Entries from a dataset

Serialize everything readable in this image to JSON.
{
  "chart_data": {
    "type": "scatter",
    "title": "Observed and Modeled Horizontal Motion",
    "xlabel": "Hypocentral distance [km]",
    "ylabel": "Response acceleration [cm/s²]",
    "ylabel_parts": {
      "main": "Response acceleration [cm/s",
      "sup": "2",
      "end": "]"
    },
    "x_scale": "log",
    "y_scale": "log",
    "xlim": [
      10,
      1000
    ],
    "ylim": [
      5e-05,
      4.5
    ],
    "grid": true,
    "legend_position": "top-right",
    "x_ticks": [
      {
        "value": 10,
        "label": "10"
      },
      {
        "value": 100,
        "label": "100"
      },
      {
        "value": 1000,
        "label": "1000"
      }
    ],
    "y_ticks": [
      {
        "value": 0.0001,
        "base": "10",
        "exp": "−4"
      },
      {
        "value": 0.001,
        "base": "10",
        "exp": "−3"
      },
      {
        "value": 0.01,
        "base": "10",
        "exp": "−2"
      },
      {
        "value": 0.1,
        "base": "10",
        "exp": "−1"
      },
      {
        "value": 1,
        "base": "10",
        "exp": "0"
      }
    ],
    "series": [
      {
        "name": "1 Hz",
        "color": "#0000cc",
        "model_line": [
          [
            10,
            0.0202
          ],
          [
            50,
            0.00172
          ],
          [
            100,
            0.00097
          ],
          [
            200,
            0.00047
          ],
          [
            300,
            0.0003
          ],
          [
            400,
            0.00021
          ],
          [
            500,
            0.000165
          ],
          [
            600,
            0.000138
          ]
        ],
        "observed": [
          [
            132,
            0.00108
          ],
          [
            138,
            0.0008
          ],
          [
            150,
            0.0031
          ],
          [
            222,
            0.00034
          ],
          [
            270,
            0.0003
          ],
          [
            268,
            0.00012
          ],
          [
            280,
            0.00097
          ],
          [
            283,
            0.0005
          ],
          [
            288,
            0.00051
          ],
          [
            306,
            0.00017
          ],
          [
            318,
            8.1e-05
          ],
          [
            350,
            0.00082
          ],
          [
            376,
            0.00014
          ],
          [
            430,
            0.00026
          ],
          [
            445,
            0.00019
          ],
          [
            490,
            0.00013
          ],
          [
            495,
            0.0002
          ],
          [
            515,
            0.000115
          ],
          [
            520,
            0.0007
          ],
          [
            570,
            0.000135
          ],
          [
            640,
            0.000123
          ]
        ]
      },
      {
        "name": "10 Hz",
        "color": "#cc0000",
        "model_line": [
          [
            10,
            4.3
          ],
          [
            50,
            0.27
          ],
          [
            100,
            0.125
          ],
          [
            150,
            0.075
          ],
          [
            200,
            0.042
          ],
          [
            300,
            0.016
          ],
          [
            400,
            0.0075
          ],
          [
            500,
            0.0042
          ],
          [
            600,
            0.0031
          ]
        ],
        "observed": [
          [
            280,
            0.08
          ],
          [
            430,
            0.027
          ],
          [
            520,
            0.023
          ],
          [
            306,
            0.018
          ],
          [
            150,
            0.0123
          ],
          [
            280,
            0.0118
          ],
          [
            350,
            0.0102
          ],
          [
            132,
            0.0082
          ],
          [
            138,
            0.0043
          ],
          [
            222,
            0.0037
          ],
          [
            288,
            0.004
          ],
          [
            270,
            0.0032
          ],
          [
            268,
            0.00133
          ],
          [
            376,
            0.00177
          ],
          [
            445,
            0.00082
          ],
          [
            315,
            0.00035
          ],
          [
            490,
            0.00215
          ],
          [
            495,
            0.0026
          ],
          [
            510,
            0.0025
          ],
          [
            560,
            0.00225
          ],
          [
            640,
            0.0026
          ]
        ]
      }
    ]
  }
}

WHAT TO WORK ON
From the listing above, pick out each line where the word "value" appears.

OUTPUT FOR THIS EXERCISE
        "value": 10,
        "value": 100,
        "value": 1000,
        "value": 0.0001,
        "value": 0.001,
        "value": 0.01,
        "value": 0.1,
        "value": 1,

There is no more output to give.